Each line containing the string "true" should be copied out of the entries.

- [Task input]:

--*--

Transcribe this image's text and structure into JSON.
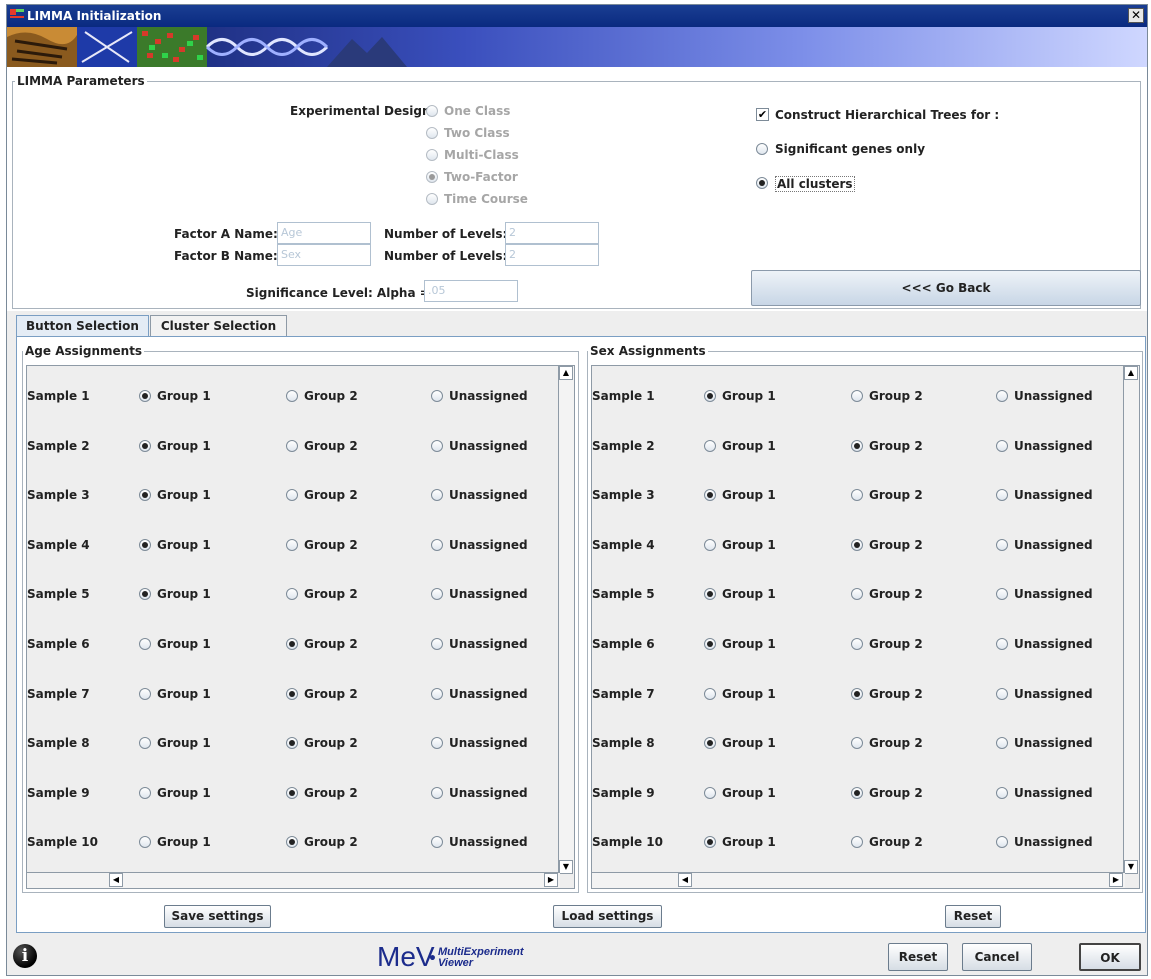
{
  "window": {
    "title": "LIMMA Initialization",
    "close_glyph": "✕"
  },
  "params": {
    "legend": "LIMMA Parameters",
    "design_label": "Experimental Design:",
    "design_options": [
      "One Class",
      "Two Class",
      "Multi-Class",
      "Two-Factor",
      "Time Course"
    ],
    "design_selected": "Two-Factor",
    "construct_trees_label": "Construct Hierarchical Trees for :",
    "construct_trees_checked": true,
    "significant_genes_label": "Significant genes only",
    "all_clusters_label": "All clusters",
    "tree_option_selected": "All clusters",
    "factor_a_label": "Factor A Name:",
    "factor_a_value": "Age",
    "factor_b_label": "Factor B Name:",
    "factor_b_value": "Sex",
    "levels_label": "Number of Levels:",
    "levels_a_value": "2",
    "levels_b_value": "2",
    "alpha_label": "Significance Level: Alpha =",
    "alpha_value": ".05",
    "go_back_label": "<<< Go Back"
  },
  "tabs": [
    {
      "label": "Button Selection",
      "active": true
    },
    {
      "label": "Cluster Selection",
      "active": false
    }
  ],
  "age_panel": {
    "legend": "Age Assignments",
    "options": [
      "Group 1",
      "Group 2",
      "Unassigned"
    ],
    "rows": [
      {
        "label": "Sample 1",
        "selected": 0
      },
      {
        "label": "Sample 2",
        "selected": 0
      },
      {
        "label": "Sample 3",
        "selected": 0
      },
      {
        "label": "Sample 4",
        "selected": 0
      },
      {
        "label": "Sample 5",
        "selected": 0
      },
      {
        "label": "Sample 6",
        "selected": 1
      },
      {
        "label": "Sample 7",
        "selected": 1
      },
      {
        "label": "Sample 8",
        "selected": 1
      },
      {
        "label": "Sample 9",
        "selected": 1
      },
      {
        "label": "Sample 10",
        "selected": 1
      }
    ]
  },
  "sex_panel": {
    "legend": "Sex Assignments",
    "options": [
      "Group 1",
      "Group 2",
      "Unassigned"
    ],
    "rows": [
      {
        "label": "Sample 1",
        "selected": 0
      },
      {
        "label": "Sample 2",
        "selected": 1
      },
      {
        "label": "Sample 3",
        "selected": 0
      },
      {
        "label": "Sample 4",
        "selected": 1
      },
      {
        "label": "Sample 5",
        "selected": 0
      },
      {
        "label": "Sample 6",
        "selected": 0
      },
      {
        "label": "Sample 7",
        "selected": 1
      },
      {
        "label": "Sample 8",
        "selected": 0
      },
      {
        "label": "Sample 9",
        "selected": 1
      },
      {
        "label": "Sample 10",
        "selected": 0
      }
    ]
  },
  "settings_buttons": {
    "save": "Save settings",
    "load": "Load settings",
    "reset": "Reset"
  },
  "footer": {
    "logo_main": "MeV",
    "logo_sub_1": "MultiExperiment",
    "logo_sub_2": "Viewer",
    "reset": "Reset",
    "cancel": "Cancel",
    "ok": "OK",
    "info_glyph": "i"
  },
  "colors": {
    "titlebar": "#0a2a80",
    "accent": "#1c2c8c",
    "goback": "#c8d6e6"
  }
}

--*--

- [Reply to the exercise]:
    "construct_trees_checked": true,
      "active": true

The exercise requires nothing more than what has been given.